## Given exercise
Each record that follows should be repeated exactly, minus any images.

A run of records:

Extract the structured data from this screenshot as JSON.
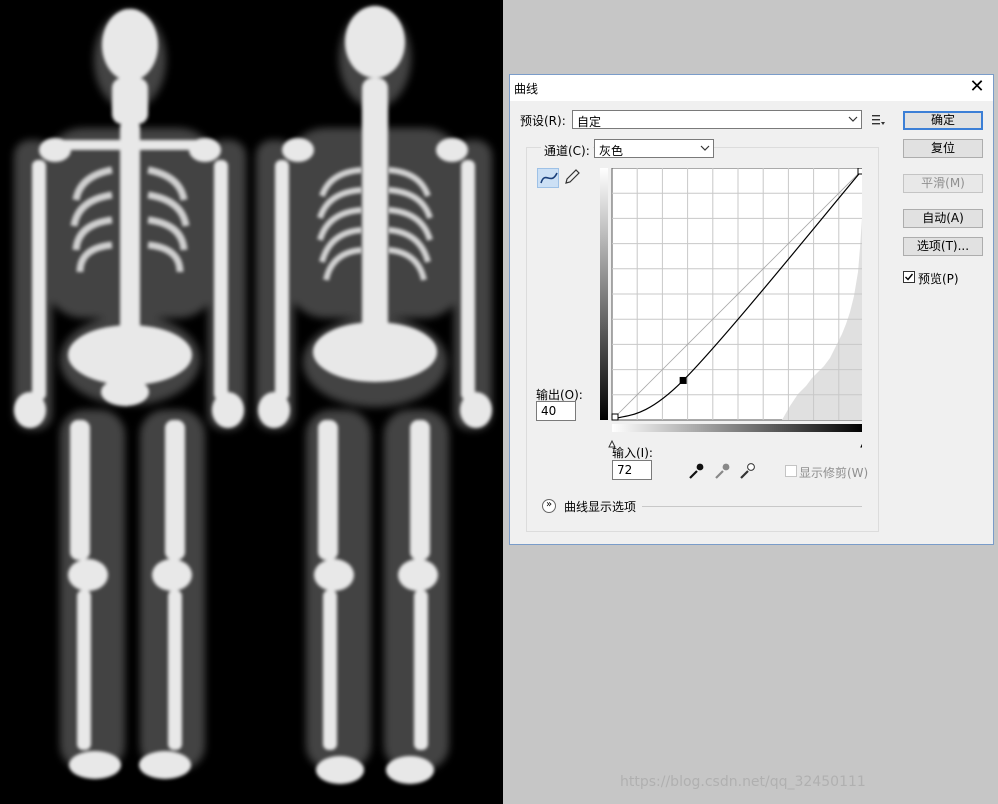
{
  "dialog": {
    "title": "曲线",
    "preset_label": "预设(R):",
    "preset_value": "自定",
    "channel_label": "通道(C):",
    "channel_value": "灰色",
    "output_label": "输出(O):",
    "output_value": "40",
    "input_label": "输入(I):",
    "input_value": "72",
    "show_clipping_label": "显示修剪(W)",
    "display_options_label": "曲线显示选项",
    "buttons": {
      "ok": "确定",
      "reset": "复位",
      "smooth": "平滑(M)",
      "auto": "自动(A)",
      "options": "选项(T)..."
    },
    "preview_label": "预览(P)",
    "preview_checked": true
  },
  "watermark": "https://blog.csdn.net/qq_32450111",
  "colors": {
    "accent": "#3c7fd6",
    "active_tool": "#cce0f5"
  },
  "curve_data": {
    "type": "line",
    "x_range": [
      0,
      255
    ],
    "y_range": [
      0,
      255
    ],
    "points": [
      [
        0,
        0
      ],
      [
        72,
        40
      ],
      [
        255,
        255
      ]
    ],
    "grid_divisions": 10
  }
}
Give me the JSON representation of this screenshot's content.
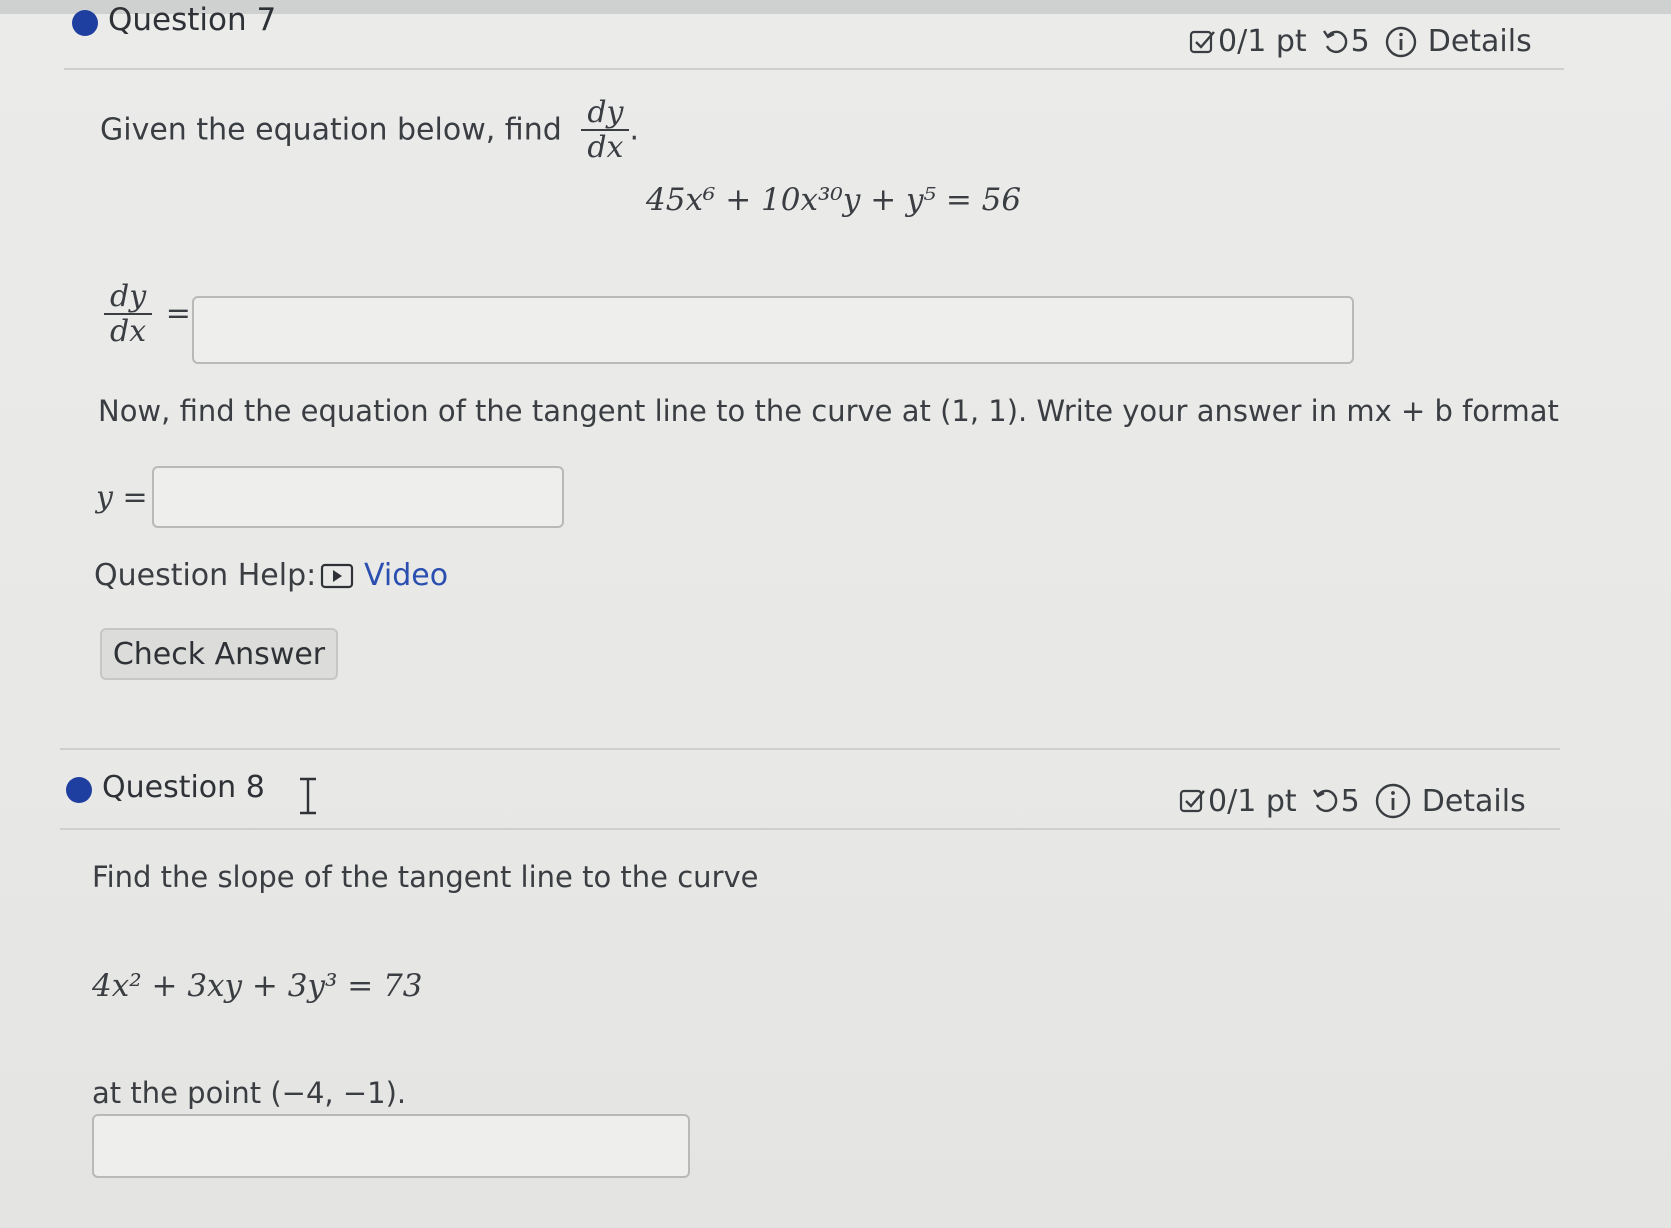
{
  "question7": {
    "title": "Question 7",
    "meta": {
      "points": "0/1 pt",
      "attempts": "5",
      "details": "Details"
    },
    "prompt_prefix": "Given the equation below, find",
    "prompt_frac_num": "dy",
    "prompt_frac_den": "dx",
    "equation": "45x⁶ + 10x³⁰y + y⁵ = 56",
    "answer1_label_num": "dy",
    "answer1_label_den": "dx",
    "answer1_equals": "=",
    "answer1_value": "",
    "tangent_prompt": "Now, find the equation of the tangent line to the curve at (1, 1). Write your answer in mx + b format",
    "answer2_label": "y =",
    "answer2_value": "",
    "help_label": "Question Help:",
    "help_video": "Video",
    "check_button": "Check Answer"
  },
  "question8": {
    "title": "Question 8",
    "meta": {
      "points": "0/1 pt",
      "attempts": "5",
      "details": "Details"
    },
    "prompt": "Find the slope of the tangent line to the curve",
    "equation": "4x² + 3xy + 3y³ = 73",
    "point_text": "at the point (−4, −1).",
    "answer_value": ""
  },
  "colors": {
    "accent": "#1f3fa0",
    "link": "#2a4fb0",
    "background": "#e8e8e6"
  },
  "icons": [
    "checkbox-icon",
    "retry-icon",
    "info-icon",
    "video-icon",
    "text-cursor-icon"
  ]
}
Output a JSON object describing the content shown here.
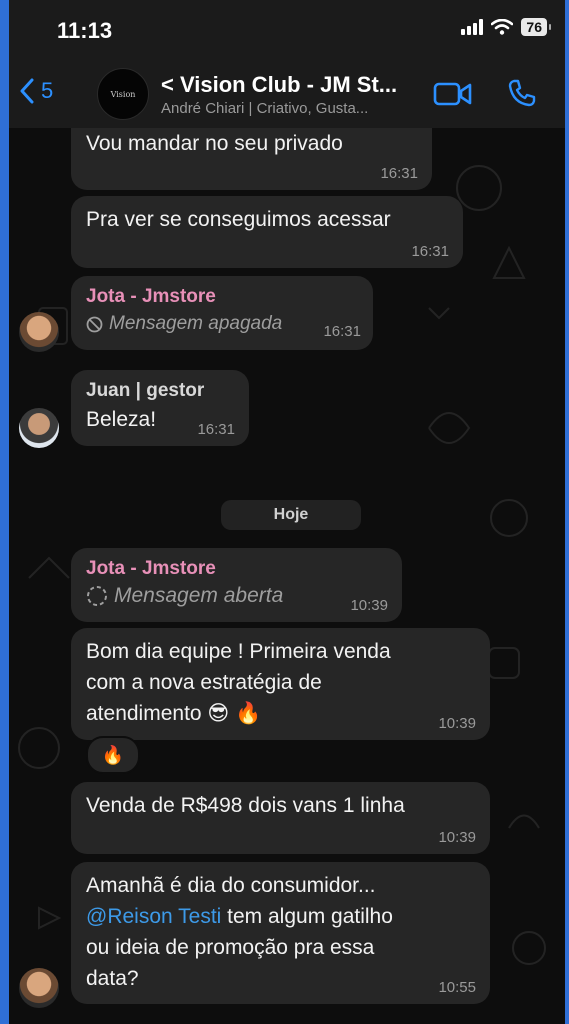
{
  "status_bar": {
    "time": "11:13",
    "battery": "76"
  },
  "header": {
    "back_count": "5",
    "title": "< Vision Club - JM St...",
    "subtitle": "André Chiari | Criativo, Gusta...",
    "avatar_text": "Vision"
  },
  "messages": [
    {
      "text": "Vou mandar no seu privado",
      "time": "16:31"
    },
    {
      "text": "Pra ver se conseguimos acessar",
      "time": "16:31"
    },
    {
      "sender": "Jota - Jmstore",
      "text": "Mensagem apagada",
      "time": "16:31"
    },
    {
      "sender": "Juan | gestor",
      "text": "Beleza!",
      "time": "16:31"
    },
    {
      "sender": "Jota - Jmstore",
      "text": "Mensagem aberta",
      "time": "10:39"
    },
    {
      "text": "Bom dia equipe ! Primeira venda\ncom a nova estratégia de\natendimento 😎 🔥",
      "time": "10:39",
      "reaction": "🔥"
    },
    {
      "text": "Venda de R$498 dois vans 1 linha",
      "time": "10:39"
    },
    {
      "text_before": "Amanhã é dia do consumidor...",
      "mention": "@Reison Testi",
      "text_after": " tem algum gatilho\nou ideia de promoção pra essa\ndata?",
      "time": "10:55"
    }
  ],
  "date_separator": "Hoje",
  "colors": {
    "accent": "#2c90ff",
    "sender_pink": "#e890b8",
    "mention": "#3d9ae8",
    "bubble": "#262626"
  },
  "icons": [
    "back-chevron-icon",
    "video-camera-icon",
    "phone-icon",
    "blocked-icon",
    "open-circle-icon",
    "signal-icon",
    "wifi-icon"
  ]
}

## Written response
Extract the structured data from this screenshot as JSON.
{
  "dialog": {
    "title": "曲线",
    "preset_label": "预设(R):",
    "preset_value": "自定",
    "channel_label": "通道(C):",
    "channel_value": "灰色",
    "output_label": "输出(O):",
    "output_value": "40",
    "input_label": "输入(I):",
    "input_value": "72",
    "show_clipping_label": "显示修剪(W)",
    "display_options_label": "曲线显示选项",
    "buttons": {
      "ok": "确定",
      "reset": "复位",
      "smooth": "平滑(M)",
      "auto": "自动(A)",
      "options": "选项(T)..."
    },
    "preview_label": "预览(P)",
    "preview_checked": true
  },
  "watermark": "https://blog.csdn.net/qq_32450111",
  "colors": {
    "accent": "#3c7fd6",
    "active_tool": "#cce0f5"
  },
  "curve_data": {
    "type": "line",
    "x_range": [
      0,
      255
    ],
    "y_range": [
      0,
      255
    ],
    "points": [
      [
        0,
        0
      ],
      [
        72,
        40
      ],
      [
        255,
        255
      ]
    ],
    "grid_divisions": 10
  }
}
Give me the JSON representation of this screenshot's content.
{
  "question7": {
    "title": "Question 7",
    "meta": {
      "points": "0/1 pt",
      "attempts": "5",
      "details": "Details"
    },
    "prompt_prefix": "Given the equation below, find",
    "prompt_frac_num": "dy",
    "prompt_frac_den": "dx",
    "equation": "45x⁶ + 10x³⁰y + y⁵ = 56",
    "answer1_label_num": "dy",
    "answer1_label_den": "dx",
    "answer1_equals": "=",
    "answer1_value": "",
    "tangent_prompt": "Now, find the equation of the tangent line to the curve at (1, 1). Write your answer in mx + b format",
    "answer2_label": "y =",
    "answer2_value": "",
    "help_label": "Question Help:",
    "help_video": "Video",
    "check_button": "Check Answer"
  },
  "question8": {
    "title": "Question 8",
    "meta": {
      "points": "0/1 pt",
      "attempts": "5",
      "details": "Details"
    },
    "prompt": "Find the slope of the tangent line to the curve",
    "equation": "4x² + 3xy + 3y³ = 73",
    "point_text": "at the point (−4, −1).",
    "answer_value": ""
  },
  "colors": {
    "accent": "#1f3fa0",
    "link": "#2a4fb0",
    "background": "#e8e8e6"
  },
  "icons": [
    "checkbox-icon",
    "retry-icon",
    "info-icon",
    "video-icon",
    "text-cursor-icon"
  ]
}
Output a JSON object describing the content shown here.
{
  "status_bar": {
    "time": "11:13",
    "battery": "76"
  },
  "header": {
    "back_count": "5",
    "title": "< Vision Club - JM St...",
    "subtitle": "André Chiari | Criativo, Gusta...",
    "avatar_text": "Vision"
  },
  "messages": [
    {
      "text": "Vou mandar no seu privado",
      "time": "16:31"
    },
    {
      "text": "Pra ver se conseguimos acessar",
      "time": "16:31"
    },
    {
      "sender": "Jota - Jmstore",
      "text": "Mensagem apagada",
      "time": "16:31"
    },
    {
      "sender": "Juan | gestor",
      "text": "Beleza!",
      "time": "16:31"
    },
    {
      "sender": "Jota - Jmstore",
      "text": "Mensagem aberta",
      "time": "10:39"
    },
    {
      "text": "Bom dia equipe ! Primeira venda\ncom a nova estratégia de\natendimento 😎 🔥",
      "time": "10:39",
      "reaction": "🔥"
    },
    {
      "text": "Venda de R$498 dois vans 1 linha",
      "time": "10:39"
    },
    {
      "text_before": "Amanhã é dia do consumidor...",
      "mention": "@Reison Testi",
      "text_after": " tem algum gatilho\nou ideia de promoção pra essa\ndata?",
      "time": "10:55"
    }
  ],
  "date_separator": "Hoje",
  "colors": {
    "accent": "#2c90ff",
    "sender_pink": "#e890b8",
    "mention": "#3d9ae8",
    "bubble": "#262626"
  },
  "icons": [
    "back-chevron-icon",
    "video-camera-icon",
    "phone-icon",
    "blocked-icon",
    "open-circle-icon",
    "signal-icon",
    "wifi-icon"
  ]
}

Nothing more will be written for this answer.